Go through the data below and gather each line containing "roku".

__________

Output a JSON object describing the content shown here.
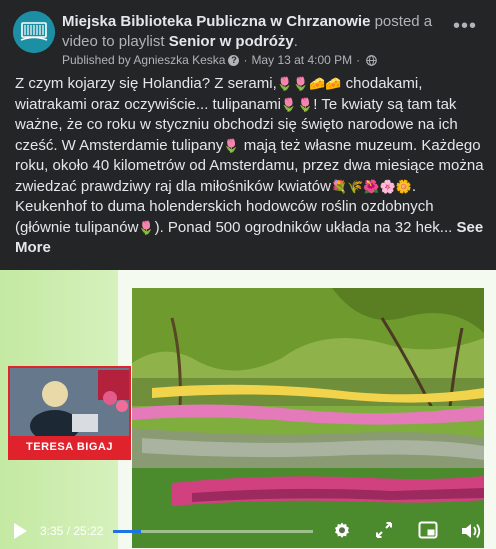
{
  "header": {
    "page_name": "Miejska Biblioteka Publiczna w Chrzanowie",
    "action_text": "posted a video to playlist",
    "playlist": "Senior w podróży",
    "period": ".",
    "published_by": "Published by Agnieszka Keska",
    "help_glyph": "?",
    "date": "May 13 at 4:00 PM",
    "separator": "·",
    "more_glyph": "•••"
  },
  "post": {
    "seg1": "Z czym kojarzy się Holandia? Z serami,",
    "emo1": "🌷🌷🧀🧀",
    "seg2": " chodakami, wiatrakami oraz oczywiście... tulipanami",
    "emo2": "🌷🌷",
    "seg3": "! Te kwiaty są tam tak ważne, że co roku w styczniu obchodzi się święto narodowe na ich cześć. W Amsterdamie tulipany",
    "emo3": "🌷",
    "seg4": " mają też własne muzeum. Każdego roku, około 40 kilometrów od Amsterdamu, przez dwa miesiące można zwiedzać prawdziwy raj dla miłośników kwiatów",
    "emo4": "💐🌾🌺🌸🌼",
    "seg5": ". Keukenhof to duma holenderskich hodowców roślin ozdobnych (głównie tulipanów",
    "emo5": "🌷",
    "seg6": "). Ponad 500 ogrodników układa na 32 hek... ",
    "see_more": "See More"
  },
  "video": {
    "webcam_label": "TERESA BIGAJ",
    "current_time": "3:35",
    "time_separator": " / ",
    "duration": "25:22",
    "progress_fraction": 0.141
  },
  "colors": {
    "background": "#242526",
    "text_primary": "#e4e6eb",
    "text_secondary": "#b0b3b8",
    "progress_accent": "#1b74e4",
    "label_red": "#e0222d",
    "avatar_teal": "#1d8fa5"
  },
  "icons": {
    "avatar": "library-logo-icon",
    "help": "question-circle-icon",
    "privacy": "globe-icon",
    "more": "more-dots-icon",
    "play": "play-icon",
    "settings": "gear-icon",
    "fullscreen": "expand-icon",
    "miniplayer": "miniplayer-icon",
    "volume": "volume-icon"
  }
}
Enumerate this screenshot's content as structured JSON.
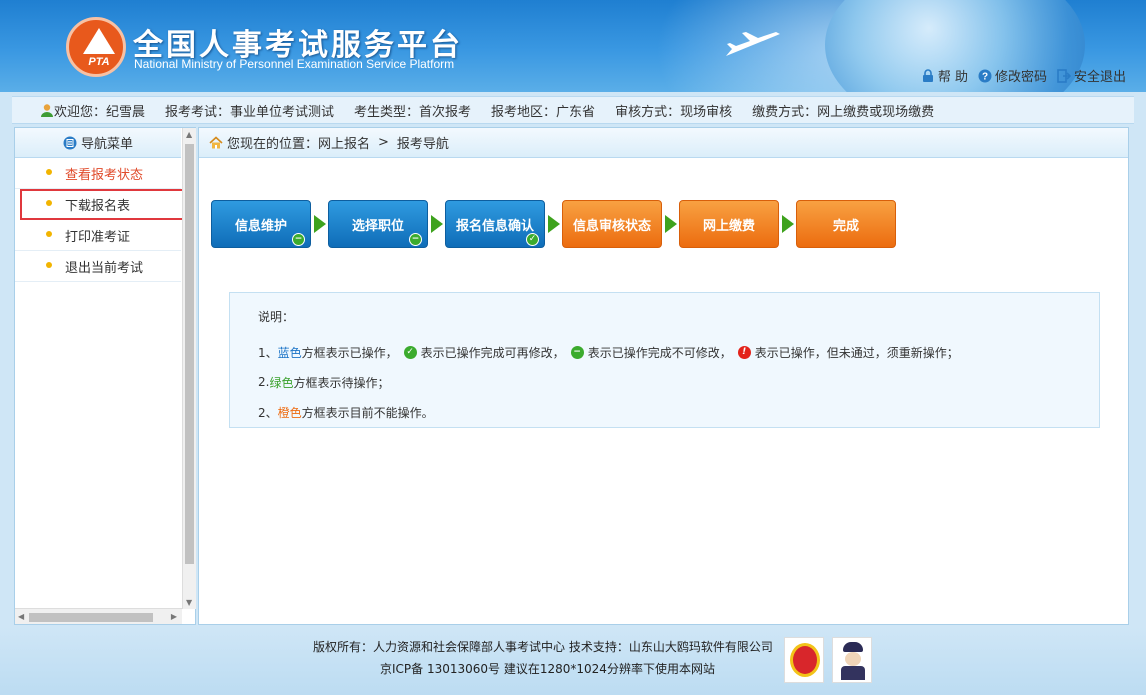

__________

Right answer:
    "seg3": "! Te kwiaty są tam tak ważne, że co roku w styczniu obchodzi się święto narodowe na ich cześć. W Amsterdamie tulipany",
    "seg4": " mają też własne muzeum. Każdego roku, około 40 kilometrów od Amsterdamu, przez dwa miesiące można zwiedzać prawdziwy raj dla miłośników kwiatów",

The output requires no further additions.